◆ Short problem: Filter the listing and keep only the lines with the word "Básico".

========================================================================

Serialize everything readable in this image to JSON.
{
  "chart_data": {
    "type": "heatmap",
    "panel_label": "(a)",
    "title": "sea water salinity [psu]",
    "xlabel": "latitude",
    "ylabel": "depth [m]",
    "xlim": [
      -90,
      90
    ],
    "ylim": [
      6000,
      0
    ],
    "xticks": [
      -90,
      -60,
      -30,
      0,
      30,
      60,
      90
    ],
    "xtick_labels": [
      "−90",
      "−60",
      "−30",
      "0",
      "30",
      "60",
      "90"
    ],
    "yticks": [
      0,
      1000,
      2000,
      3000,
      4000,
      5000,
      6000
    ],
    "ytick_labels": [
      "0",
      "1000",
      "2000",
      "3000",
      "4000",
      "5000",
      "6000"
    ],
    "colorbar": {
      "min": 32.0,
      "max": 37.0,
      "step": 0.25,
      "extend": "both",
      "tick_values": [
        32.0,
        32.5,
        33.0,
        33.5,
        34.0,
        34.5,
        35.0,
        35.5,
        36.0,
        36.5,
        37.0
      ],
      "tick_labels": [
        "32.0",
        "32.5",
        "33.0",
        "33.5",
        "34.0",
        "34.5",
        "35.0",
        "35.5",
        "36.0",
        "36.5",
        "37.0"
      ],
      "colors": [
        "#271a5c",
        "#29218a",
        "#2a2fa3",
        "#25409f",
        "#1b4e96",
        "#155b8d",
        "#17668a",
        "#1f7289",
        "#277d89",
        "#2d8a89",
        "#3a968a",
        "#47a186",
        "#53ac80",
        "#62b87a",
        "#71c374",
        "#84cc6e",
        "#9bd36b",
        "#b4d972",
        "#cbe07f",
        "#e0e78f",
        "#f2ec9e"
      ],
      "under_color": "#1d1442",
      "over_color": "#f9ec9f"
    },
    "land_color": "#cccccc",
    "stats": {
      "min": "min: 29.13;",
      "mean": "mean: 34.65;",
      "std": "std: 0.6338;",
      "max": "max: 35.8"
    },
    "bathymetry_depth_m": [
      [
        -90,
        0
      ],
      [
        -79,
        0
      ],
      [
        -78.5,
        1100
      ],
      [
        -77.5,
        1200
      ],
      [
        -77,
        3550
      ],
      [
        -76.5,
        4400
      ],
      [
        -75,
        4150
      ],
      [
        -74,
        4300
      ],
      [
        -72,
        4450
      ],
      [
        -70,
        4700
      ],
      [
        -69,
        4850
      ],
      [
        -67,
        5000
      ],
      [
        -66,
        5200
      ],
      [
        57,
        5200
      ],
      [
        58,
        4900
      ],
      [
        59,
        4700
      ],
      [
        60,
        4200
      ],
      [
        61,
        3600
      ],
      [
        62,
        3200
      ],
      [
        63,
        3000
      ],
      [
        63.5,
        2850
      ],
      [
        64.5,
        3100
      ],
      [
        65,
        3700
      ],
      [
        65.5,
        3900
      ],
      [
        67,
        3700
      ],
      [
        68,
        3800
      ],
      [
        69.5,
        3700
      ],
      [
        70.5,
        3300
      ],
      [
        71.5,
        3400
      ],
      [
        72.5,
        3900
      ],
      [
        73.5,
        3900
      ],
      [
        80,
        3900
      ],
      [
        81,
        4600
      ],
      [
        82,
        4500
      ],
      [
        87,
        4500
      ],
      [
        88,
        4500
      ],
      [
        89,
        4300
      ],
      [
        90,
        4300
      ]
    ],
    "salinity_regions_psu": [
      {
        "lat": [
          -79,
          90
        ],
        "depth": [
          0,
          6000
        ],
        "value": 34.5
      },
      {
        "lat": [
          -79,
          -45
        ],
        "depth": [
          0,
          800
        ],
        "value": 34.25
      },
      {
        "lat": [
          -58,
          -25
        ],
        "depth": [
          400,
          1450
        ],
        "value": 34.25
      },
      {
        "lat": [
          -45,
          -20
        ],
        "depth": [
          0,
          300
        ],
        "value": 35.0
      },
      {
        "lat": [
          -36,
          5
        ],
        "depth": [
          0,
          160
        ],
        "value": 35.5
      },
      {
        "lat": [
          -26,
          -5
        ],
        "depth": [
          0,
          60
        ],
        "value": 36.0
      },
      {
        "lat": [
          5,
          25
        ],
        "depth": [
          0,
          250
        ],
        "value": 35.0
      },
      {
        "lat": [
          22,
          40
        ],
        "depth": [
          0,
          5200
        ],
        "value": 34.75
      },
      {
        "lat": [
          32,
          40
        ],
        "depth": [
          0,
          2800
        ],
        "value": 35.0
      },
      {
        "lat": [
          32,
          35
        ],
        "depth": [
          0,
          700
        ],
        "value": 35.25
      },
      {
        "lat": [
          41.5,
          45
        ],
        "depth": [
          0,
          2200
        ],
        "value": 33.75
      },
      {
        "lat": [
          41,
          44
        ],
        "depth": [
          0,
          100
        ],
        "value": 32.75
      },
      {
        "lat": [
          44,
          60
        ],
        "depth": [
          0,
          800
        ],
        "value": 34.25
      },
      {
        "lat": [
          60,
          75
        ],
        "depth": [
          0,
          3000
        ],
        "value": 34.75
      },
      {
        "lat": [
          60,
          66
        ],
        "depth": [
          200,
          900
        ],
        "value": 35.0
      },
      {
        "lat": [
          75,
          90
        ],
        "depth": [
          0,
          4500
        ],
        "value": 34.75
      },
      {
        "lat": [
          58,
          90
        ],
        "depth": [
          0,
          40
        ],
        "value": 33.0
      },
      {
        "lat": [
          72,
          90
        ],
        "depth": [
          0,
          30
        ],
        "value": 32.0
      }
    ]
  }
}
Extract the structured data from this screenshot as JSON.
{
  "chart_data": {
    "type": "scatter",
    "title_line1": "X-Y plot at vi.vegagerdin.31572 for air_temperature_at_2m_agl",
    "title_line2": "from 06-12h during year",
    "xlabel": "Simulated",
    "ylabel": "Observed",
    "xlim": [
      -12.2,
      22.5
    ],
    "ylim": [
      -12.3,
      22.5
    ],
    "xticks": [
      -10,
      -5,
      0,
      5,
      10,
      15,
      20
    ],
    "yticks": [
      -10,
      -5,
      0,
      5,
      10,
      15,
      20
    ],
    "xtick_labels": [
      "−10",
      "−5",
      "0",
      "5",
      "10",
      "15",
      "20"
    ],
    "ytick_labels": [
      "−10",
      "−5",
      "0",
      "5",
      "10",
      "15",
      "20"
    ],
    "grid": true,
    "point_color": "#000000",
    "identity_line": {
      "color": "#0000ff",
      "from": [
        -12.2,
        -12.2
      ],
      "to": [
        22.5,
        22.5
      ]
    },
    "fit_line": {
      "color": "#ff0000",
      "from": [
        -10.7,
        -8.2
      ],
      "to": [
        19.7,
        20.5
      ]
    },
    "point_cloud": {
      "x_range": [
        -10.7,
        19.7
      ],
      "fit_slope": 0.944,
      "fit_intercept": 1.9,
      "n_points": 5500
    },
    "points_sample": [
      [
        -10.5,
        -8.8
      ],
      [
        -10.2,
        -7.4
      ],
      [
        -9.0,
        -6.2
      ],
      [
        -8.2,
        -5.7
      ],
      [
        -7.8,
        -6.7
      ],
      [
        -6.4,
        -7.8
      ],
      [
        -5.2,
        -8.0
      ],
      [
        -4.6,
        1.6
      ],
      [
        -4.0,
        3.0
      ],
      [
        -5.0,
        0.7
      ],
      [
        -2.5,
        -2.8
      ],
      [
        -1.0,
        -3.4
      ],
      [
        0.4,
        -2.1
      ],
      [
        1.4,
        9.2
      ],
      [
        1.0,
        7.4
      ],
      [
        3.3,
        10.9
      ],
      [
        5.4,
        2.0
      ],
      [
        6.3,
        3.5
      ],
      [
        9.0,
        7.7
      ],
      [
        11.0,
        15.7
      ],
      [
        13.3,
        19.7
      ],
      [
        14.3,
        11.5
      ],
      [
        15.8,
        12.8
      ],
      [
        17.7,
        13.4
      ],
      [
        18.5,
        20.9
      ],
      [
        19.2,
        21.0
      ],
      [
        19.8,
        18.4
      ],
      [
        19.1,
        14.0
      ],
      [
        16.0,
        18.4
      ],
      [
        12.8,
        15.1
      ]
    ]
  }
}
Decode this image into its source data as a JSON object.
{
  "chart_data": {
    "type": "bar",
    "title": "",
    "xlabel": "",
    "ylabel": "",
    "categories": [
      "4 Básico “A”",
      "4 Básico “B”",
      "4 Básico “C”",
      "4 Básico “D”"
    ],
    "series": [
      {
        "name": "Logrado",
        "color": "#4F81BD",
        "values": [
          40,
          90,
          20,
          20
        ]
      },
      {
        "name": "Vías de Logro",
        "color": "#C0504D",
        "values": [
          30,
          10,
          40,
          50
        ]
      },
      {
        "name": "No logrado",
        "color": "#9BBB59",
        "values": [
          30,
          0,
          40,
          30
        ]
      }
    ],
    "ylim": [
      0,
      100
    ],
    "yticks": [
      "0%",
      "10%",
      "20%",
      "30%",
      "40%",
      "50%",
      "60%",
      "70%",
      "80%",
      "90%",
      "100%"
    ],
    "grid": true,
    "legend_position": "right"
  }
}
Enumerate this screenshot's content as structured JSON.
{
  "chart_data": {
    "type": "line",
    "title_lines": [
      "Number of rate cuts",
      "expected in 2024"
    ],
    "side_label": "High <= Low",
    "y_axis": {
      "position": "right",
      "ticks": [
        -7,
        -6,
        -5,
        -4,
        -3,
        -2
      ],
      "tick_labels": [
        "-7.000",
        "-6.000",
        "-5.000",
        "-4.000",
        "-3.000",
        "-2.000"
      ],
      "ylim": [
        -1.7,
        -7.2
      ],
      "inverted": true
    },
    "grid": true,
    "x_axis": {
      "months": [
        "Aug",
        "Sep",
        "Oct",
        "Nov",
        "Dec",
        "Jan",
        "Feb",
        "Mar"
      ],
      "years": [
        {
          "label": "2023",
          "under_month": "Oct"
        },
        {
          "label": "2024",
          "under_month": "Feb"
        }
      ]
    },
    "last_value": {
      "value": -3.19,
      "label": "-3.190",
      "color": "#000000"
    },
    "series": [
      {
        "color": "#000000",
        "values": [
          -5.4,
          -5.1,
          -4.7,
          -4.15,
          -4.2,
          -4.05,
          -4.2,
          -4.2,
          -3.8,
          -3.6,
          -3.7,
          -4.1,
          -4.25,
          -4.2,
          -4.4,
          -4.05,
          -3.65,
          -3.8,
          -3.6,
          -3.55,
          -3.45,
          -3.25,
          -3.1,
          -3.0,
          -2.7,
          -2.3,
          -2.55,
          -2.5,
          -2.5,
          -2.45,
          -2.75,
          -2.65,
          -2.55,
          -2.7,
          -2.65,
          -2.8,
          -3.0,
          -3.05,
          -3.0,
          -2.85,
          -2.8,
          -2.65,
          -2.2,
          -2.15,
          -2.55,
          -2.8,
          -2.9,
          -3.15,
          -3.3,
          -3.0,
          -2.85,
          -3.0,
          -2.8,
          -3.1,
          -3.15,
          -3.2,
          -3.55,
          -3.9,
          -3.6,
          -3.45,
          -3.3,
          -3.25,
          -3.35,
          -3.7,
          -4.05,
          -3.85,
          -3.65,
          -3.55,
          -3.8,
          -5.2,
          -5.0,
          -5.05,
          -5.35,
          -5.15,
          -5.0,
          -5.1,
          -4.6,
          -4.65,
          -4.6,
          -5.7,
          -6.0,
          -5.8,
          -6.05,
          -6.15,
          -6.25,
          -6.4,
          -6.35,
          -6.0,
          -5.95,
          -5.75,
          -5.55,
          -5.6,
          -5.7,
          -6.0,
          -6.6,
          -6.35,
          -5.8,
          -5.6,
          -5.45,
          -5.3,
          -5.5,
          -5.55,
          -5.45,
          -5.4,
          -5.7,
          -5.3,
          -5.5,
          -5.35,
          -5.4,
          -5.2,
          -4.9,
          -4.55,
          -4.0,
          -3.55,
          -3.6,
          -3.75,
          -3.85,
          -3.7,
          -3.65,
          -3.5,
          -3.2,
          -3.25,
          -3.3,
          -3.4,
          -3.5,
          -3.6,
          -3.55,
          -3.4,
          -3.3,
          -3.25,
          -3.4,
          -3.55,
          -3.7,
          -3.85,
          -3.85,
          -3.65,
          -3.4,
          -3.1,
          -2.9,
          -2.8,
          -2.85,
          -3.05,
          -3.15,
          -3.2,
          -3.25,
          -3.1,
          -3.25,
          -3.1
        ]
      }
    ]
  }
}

========================================================================

◆ Solved problem:
      "4 Básico “A”",
      "4 Básico “B”",
      "4 Básico “C”",
      "4 Básico “D”"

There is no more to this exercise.